• [Prompt]:
Write out each entry again. Keep every word exactly as it is.

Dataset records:

——————

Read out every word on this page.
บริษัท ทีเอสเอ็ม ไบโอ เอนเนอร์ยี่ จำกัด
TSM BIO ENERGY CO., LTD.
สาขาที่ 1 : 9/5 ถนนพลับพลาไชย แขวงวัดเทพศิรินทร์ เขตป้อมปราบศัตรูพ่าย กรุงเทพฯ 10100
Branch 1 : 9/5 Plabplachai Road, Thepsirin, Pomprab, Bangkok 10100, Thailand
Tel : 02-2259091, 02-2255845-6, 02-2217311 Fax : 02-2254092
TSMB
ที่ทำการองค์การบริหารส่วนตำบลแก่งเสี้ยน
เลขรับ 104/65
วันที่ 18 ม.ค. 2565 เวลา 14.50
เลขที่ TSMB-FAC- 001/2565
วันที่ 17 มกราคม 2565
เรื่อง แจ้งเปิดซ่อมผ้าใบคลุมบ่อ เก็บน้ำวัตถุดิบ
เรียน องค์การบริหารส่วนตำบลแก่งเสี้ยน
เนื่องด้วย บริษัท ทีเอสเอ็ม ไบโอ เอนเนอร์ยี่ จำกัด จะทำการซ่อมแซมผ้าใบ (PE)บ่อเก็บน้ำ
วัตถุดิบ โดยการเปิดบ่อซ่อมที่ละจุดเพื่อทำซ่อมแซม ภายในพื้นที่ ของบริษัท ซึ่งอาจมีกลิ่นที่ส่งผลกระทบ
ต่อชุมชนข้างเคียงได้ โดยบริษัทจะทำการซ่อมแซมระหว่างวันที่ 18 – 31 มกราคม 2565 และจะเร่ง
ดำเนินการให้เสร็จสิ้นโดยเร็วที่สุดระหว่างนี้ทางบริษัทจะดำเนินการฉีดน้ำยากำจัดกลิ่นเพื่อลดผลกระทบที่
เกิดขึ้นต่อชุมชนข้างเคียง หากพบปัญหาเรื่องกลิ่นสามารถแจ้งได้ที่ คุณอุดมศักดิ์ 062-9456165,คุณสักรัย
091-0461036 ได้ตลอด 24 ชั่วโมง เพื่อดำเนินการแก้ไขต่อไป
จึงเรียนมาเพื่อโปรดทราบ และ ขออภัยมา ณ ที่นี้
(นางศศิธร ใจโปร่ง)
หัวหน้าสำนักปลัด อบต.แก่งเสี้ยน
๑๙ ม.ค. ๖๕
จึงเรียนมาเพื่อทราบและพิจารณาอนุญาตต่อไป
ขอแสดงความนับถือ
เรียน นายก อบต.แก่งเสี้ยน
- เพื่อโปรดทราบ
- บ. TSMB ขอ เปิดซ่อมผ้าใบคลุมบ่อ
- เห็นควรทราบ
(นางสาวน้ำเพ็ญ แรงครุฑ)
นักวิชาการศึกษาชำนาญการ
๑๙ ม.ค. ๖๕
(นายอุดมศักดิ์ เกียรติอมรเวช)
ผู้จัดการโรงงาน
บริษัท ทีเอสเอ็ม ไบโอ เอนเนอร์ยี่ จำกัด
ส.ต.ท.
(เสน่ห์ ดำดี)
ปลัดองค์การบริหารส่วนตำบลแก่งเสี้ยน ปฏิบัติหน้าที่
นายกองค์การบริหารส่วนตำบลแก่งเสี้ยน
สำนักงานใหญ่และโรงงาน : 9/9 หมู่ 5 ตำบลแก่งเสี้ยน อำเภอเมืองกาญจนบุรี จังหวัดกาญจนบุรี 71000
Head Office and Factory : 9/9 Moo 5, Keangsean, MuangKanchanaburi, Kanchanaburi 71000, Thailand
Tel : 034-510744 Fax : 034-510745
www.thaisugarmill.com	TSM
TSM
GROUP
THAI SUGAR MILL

——————

• [Response to this exercise]:
Read out every word on this page.
บริษัท ทีเอสเอ็ม ไบโอ เอนเนอร์ยี่ จำกัด
TSM BIO ENERGY CO., LTD.
สาขาที่ 1 : 9/5 ถนนพลับพลาไชย แขวงวัดเทพศิรินทร์ เขตป้อมปราบศัตรูพ่าย กรุงเทพฯ 10100
Branch 1 : 9/5 Plabplachai Road, Thepsirin, Pomprab, Bangkok 10100, Thailand
Tel : 02-2259091, 02-2255845-6, 02-2217311 Fax : 02-2254092
TSMB
ที่ทำการองค์การบริหารส่วนตำบลแก่งเสี้ยน
เลขรับ 104/65
วันที่ 18 ม.ค. 2565 เวลา 14.50
เลขที่ TSMB-FAC- 001/2565
วันที่ 17 มกราคม 2565
เรื่อง แจ้งเปิดซ่อมผ้าใบคลุมบ่อ เก็บน้ำวัตถุดิบ
เรียน องค์การบริหารส่วนตำบลแก่งเสี้ยน
เนื่องด้วย บริษัท ทีเอสเอ็ม ไบโอ เอนเนอร์ยี่ จำกัด จะทำการซ่อมแซมผ้าใบ (PE)บ่อเก็บน้ำ
วัตถุดิบ โดยการเปิดบ่อซ่อมที่ละจุดเพื่อทำซ่อมแซม ภายในพื้นที่ ของบริษัท ซึ่งอาจมีกลิ่นที่ส่งผลกระทบ
ต่อชุมชนข้างเคียงได้ โดยบริษัทจะทำการซ่อมแซมระหว่างวันที่ 18 – 31 มกราคม 2565 และจะเร่ง
ดำเนินการให้เสร็จสิ้นโดยเร็วที่สุดระหว่างนี้ทางบริษัทจะดำเนินการฉีดน้ำยากำจัดกลิ่นเพื่อลดผลกระทบที่
เกิดขึ้นต่อชุมชนข้างเคียง หากพบปัญหาเรื่องกลิ่นสามารถแจ้งได้ที่ คุณอุดมศักดิ์ 062-9456165,คุณสักรัย
091-0461036 ได้ตลอด 24 ชั่วโมง เพื่อดำเนินการแก้ไขต่อไป
จึงเรียนมาเพื่อโปรดทราบ และ ขออภัยมา ณ ที่นี้
(นางศศิธร ใจโปร่ง)
หัวหน้าสำนักปลัด อบต.แก่งเสี้ยน
๑๙ ม.ค. ๖๕
จึงเรียนมาเพื่อทราบและพิจารณาอนุญาตต่อไป
ขอแสดงความนับถือ
เรียน นายก อบต.แก่งเสี้ยน
- เพื่อโปรดทราบ
- บ. TSMB ขอ เปิดซ่อมผ้าใบคลุมบ่อ
- เห็นควรทราบ
(นางสาวน้ำเพ็ญ แรงครุฑ)
นักวิชาการศึกษาชำนาญการ
๑๙ ม.ค. ๖๕
(นายอุดมศักดิ์ เกียรติอมรเวช)
ผู้จัดการโรงงาน
บริษัท ทีเอสเอ็ม ไบโอ เอนเนอร์ยี่ จำกัด
ส.ต.ท.
(เสน่ห์ ดำดี)
ปลัดองค์การบริหารส่วนตำบลแก่งเสี้ยน ปฏิบัติหน้าที่
นายกองค์การบริหารส่วนตำบลแก่งเสี้ยน
สำนักงานใหญ่และโรงงาน : 9/9 หมู่ 5 ตำบลแก่งเสี้ยน อำเภอเมืองกาญจนบุรี จังหวัดกาญจนบุรี 71000
Head Office and Factory : 9/9 Moo 5, Keangsean, MuangKanchanaburi, Kanchanaburi 71000, Thailand
Tel : 034-510744 Fax : 034-510745
www.thaisugarmill.com	TSM
TSM
GROUP
THAI SUGAR MILL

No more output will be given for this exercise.